What is required: Rewrite the lines of the records below as a numbered list, leaving out blank lines and the pictures.

╭─ Exercise inputs

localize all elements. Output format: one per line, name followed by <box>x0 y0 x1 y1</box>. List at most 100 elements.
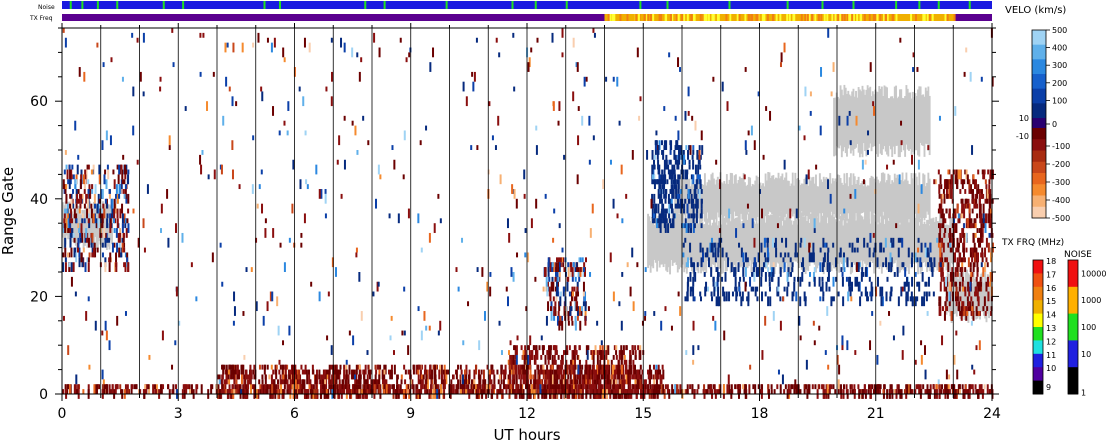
velocity-echo <box>118 237 121 243</box>
velocity-echo <box>113 242 116 248</box>
velocity-echo <box>568 364 571 375</box>
velocity-echo <box>916 296 919 302</box>
velocity-echo <box>795 384 798 394</box>
velocity-echo <box>692 145 695 150</box>
velocity-echo <box>108 340 111 351</box>
velocity-echo <box>552 262 555 272</box>
velocity-echo <box>223 364 226 370</box>
velocity-echo <box>638 374 641 380</box>
velocity-echo <box>826 262 829 272</box>
velocity-echo <box>475 37 478 43</box>
velocity-echo <box>190 384 193 394</box>
velocity-echo <box>554 306 557 316</box>
velocity-echo <box>547 359 550 365</box>
velocity-echo <box>76 164 79 175</box>
velocity-echo <box>98 174 101 185</box>
velocity-echo <box>250 267 253 272</box>
velocity-echo <box>639 96 642 102</box>
velocity-echo <box>900 286 903 297</box>
velocity-echo <box>567 374 570 380</box>
velocity-echo <box>455 267 458 272</box>
velocity-echo <box>308 384 311 390</box>
velocity-echo <box>694 120 697 131</box>
velocity-echo <box>83 189 86 194</box>
txfreq-tick <box>652 14 655 21</box>
velocity-echo <box>244 369 247 380</box>
velocity-echo <box>976 389 979 394</box>
ground-scatter-cell <box>744 182 746 224</box>
velocity-echo <box>718 179 721 190</box>
velocity-echo <box>240 374 243 385</box>
velocity-echo <box>873 106 876 116</box>
velocity-echo <box>783 286 786 292</box>
velocity-echo <box>982 306 985 312</box>
velocity-echo <box>490 379 493 385</box>
velocity-echo <box>159 76 162 82</box>
velocity-echo <box>577 374 580 380</box>
velocity-echo <box>692 223 695 233</box>
ground-scatter-cell <box>905 85 908 145</box>
velocity-echo <box>943 311 946 321</box>
velocity-echo <box>80 223 83 233</box>
velocity-echo <box>536 379 539 390</box>
velocity-echo <box>437 384 440 390</box>
ground-scatter-cell <box>873 178 876 214</box>
ground-scatter-cell <box>731 173 733 221</box>
velocity-echo <box>124 184 127 190</box>
velocity-echo <box>946 193 949 199</box>
ground-scatter-cell <box>803 178 806 216</box>
ground-scatter-cell <box>844 212 847 263</box>
velocity-echo <box>300 389 303 394</box>
velocity-echo <box>230 389 233 394</box>
txfreq-tick <box>619 14 622 21</box>
ground-scatter-cell <box>737 180 740 215</box>
ground-scatter-cell <box>763 186 766 225</box>
velocity-echo <box>330 364 333 370</box>
velocity-echo <box>821 262 824 272</box>
velocity-echo <box>837 291 840 297</box>
ground-scatter-cell <box>817 186 820 218</box>
velocity-echo <box>104 198 107 204</box>
ground-scatter-cell <box>767 172 770 215</box>
velocity-echo <box>139 71 142 82</box>
noise-spike <box>852 1 855 9</box>
velocity-echo <box>681 169 684 180</box>
velocity-echo <box>716 267 719 272</box>
velocity-echo <box>679 389 682 394</box>
velocity-echo <box>687 223 690 233</box>
velocity-echo <box>692 345 695 355</box>
ground-scatter-cell <box>688 216 691 261</box>
velocity-echo <box>65 184 68 190</box>
velocity-echo <box>66 389 69 394</box>
ground-scatter-cell <box>742 213 745 268</box>
velocity-echo <box>547 389 550 394</box>
velocity-echo <box>668 52 671 58</box>
ground-scatter-cell <box>793 220 795 261</box>
velocity-echo <box>750 125 753 136</box>
velocity-echo <box>82 247 85 253</box>
velocity-echo <box>802 257 805 268</box>
ground-scatter-cell <box>731 220 733 265</box>
ground-scatter-cell <box>911 91 914 153</box>
velocity-echo <box>668 213 671 219</box>
velocity-echo <box>937 208 940 214</box>
velocity-echo <box>692 150 695 155</box>
velocity-echo <box>948 281 951 292</box>
ground-scatter-cell <box>871 176 874 225</box>
ground-scatter-cell <box>839 85 842 146</box>
velocity-echo <box>724 272 727 282</box>
velocity-echo <box>114 384 117 394</box>
velocity-echo <box>558 320 561 331</box>
velocity-echo <box>82 389 85 394</box>
velocity-echo <box>343 374 346 380</box>
velocity-echo <box>378 47 381 58</box>
velocity-echo <box>764 272 767 282</box>
ground-scatter-cell <box>842 184 845 221</box>
velocity-echo <box>324 193 327 204</box>
velocity-echo <box>948 179 951 185</box>
ground-scatter-cell <box>786 217 789 275</box>
velocity-echo <box>845 389 848 394</box>
velocity-echo <box>958 242 961 248</box>
ground-scatter-cell <box>848 211 851 261</box>
velocity-echo <box>767 267 770 272</box>
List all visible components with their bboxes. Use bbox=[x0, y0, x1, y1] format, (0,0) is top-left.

╰─

Final result:
1. localize all elements. Output format: one per line, name followed by <box>x0 y0 x1 y1</box>. List at most 100 elements.
2. velocity-echo <box>118 237 121 243</box>
3. velocity-echo <box>113 242 116 248</box>
4. velocity-echo <box>568 364 571 375</box>
5. velocity-echo <box>916 296 919 302</box>
6. velocity-echo <box>795 384 798 394</box>
7. velocity-echo <box>692 145 695 150</box>
8. velocity-echo <box>108 340 111 351</box>
9. velocity-echo <box>552 262 555 272</box>
10. velocity-echo <box>223 364 226 370</box>
11. velocity-echo <box>638 374 641 380</box>
12. velocity-echo <box>826 262 829 272</box>
13. velocity-echo <box>475 37 478 43</box>
14. velocity-echo <box>190 384 193 394</box>
15. velocity-echo <box>554 306 557 316</box>
16. velocity-echo <box>547 359 550 365</box>
17. velocity-echo <box>76 164 79 175</box>
18. velocity-echo <box>98 174 101 185</box>
19. velocity-echo <box>250 267 253 272</box>
20. velocity-echo <box>639 96 642 102</box>
21. velocity-echo <box>900 286 903 297</box>
22. velocity-echo <box>567 374 570 380</box>
23. velocity-echo <box>455 267 458 272</box>
24. velocity-echo <box>308 384 311 390</box>
25. velocity-echo <box>694 120 697 131</box>
26. velocity-echo <box>83 189 86 194</box>
27. txfreq-tick <box>652 14 655 21</box>
28. velocity-echo <box>244 369 247 380</box>
29. velocity-echo <box>976 389 979 394</box>
30. ground-scatter-cell <box>744 182 746 224</box>
31. velocity-echo <box>718 179 721 190</box>
32. velocity-echo <box>240 374 243 385</box>
33. velocity-echo <box>873 106 876 116</box>
34. velocity-echo <box>783 286 786 292</box>
35. velocity-echo <box>982 306 985 312</box>
36. velocity-echo <box>490 379 493 385</box>
37. velocity-echo <box>159 76 162 82</box>
38. velocity-echo <box>577 374 580 380</box>
39. velocity-echo <box>692 223 695 233</box>
40. ground-scatter-cell <box>905 85 908 145</box>
41. velocity-echo <box>943 311 946 321</box>
42. velocity-echo <box>80 223 83 233</box>
43. velocity-echo <box>536 379 539 390</box>
44. velocity-echo <box>437 384 440 390</box>
45. ground-scatter-cell <box>873 178 876 214</box>
46. ground-scatter-cell <box>731 173 733 221</box>
47. velocity-echo <box>124 184 127 190</box>
48. velocity-echo <box>946 193 949 199</box>
49. ground-scatter-cell <box>803 178 806 216</box>
50. ground-scatter-cell <box>844 212 847 263</box>
51. velocity-echo <box>300 389 303 394</box>
52. velocity-echo <box>230 389 233 394</box>
53. txfreq-tick <box>619 14 622 21</box>
54. ground-scatter-cell <box>737 180 740 215</box>
55. ground-scatter-cell <box>763 186 766 225</box>
56. velocity-echo <box>330 364 333 370</box>
57. velocity-echo <box>821 262 824 272</box>
58. velocity-echo <box>837 291 840 297</box>
59. ground-scatter-cell <box>817 186 820 218</box>
60. velocity-echo <box>104 198 107 204</box>
61. ground-scatter-cell <box>767 172 770 215</box>
62. velocity-echo <box>139 71 142 82</box>
63. noise-spike <box>852 1 855 9</box>
64. velocity-echo <box>681 169 684 180</box>
65. velocity-echo <box>716 267 719 272</box>
66. velocity-echo <box>679 389 682 394</box>
67. velocity-echo <box>687 223 690 233</box>
68. velocity-echo <box>692 345 695 355</box>
69. ground-scatter-cell <box>688 216 691 261</box>
70. velocity-echo <box>65 184 68 190</box>
71. velocity-echo <box>66 389 69 394</box>
72. ground-scatter-cell <box>742 213 745 268</box>
73. velocity-echo <box>547 389 550 394</box>
74. velocity-echo <box>668 52 671 58</box>
75. ground-scatter-cell <box>793 220 795 261</box>
76. velocity-echo <box>750 125 753 136</box>
77. velocity-echo <box>82 247 85 253</box>
78. velocity-echo <box>802 257 805 268</box>
79. ground-scatter-cell <box>731 220 733 265</box>
80. ground-scatter-cell <box>911 91 914 153</box>
81. velocity-echo <box>668 213 671 219</box>
82. velocity-echo <box>937 208 940 214</box>
83. velocity-echo <box>692 150 695 155</box>
84. velocity-echo <box>948 281 951 292</box>
85. ground-scatter-cell <box>871 176 874 225</box>
86. ground-scatter-cell <box>839 85 842 146</box>
87. velocity-echo <box>724 272 727 282</box>
88. velocity-echo <box>114 384 117 394</box>
89. velocity-echo <box>558 320 561 331</box>
90. velocity-echo <box>82 389 85 394</box>
91. velocity-echo <box>343 374 346 380</box>
92. velocity-echo <box>378 47 381 58</box>
93. velocity-echo <box>764 272 767 282</box>
94. ground-scatter-cell <box>842 184 845 221</box>
95. velocity-echo <box>324 193 327 204</box>
96. velocity-echo <box>948 179 951 185</box>
97. ground-scatter-cell <box>786 217 789 275</box>
98. velocity-echo <box>845 389 848 394</box>
99. velocity-echo <box>958 242 961 248</box>
100. ground-scatter-cell <box>848 211 851 261</box>
101. velocity-echo <box>767 267 770 272</box>
102. List all visible components with their bboxes. Use bbox=[x0, y0, x1, y1] format, (0,0) is top-left.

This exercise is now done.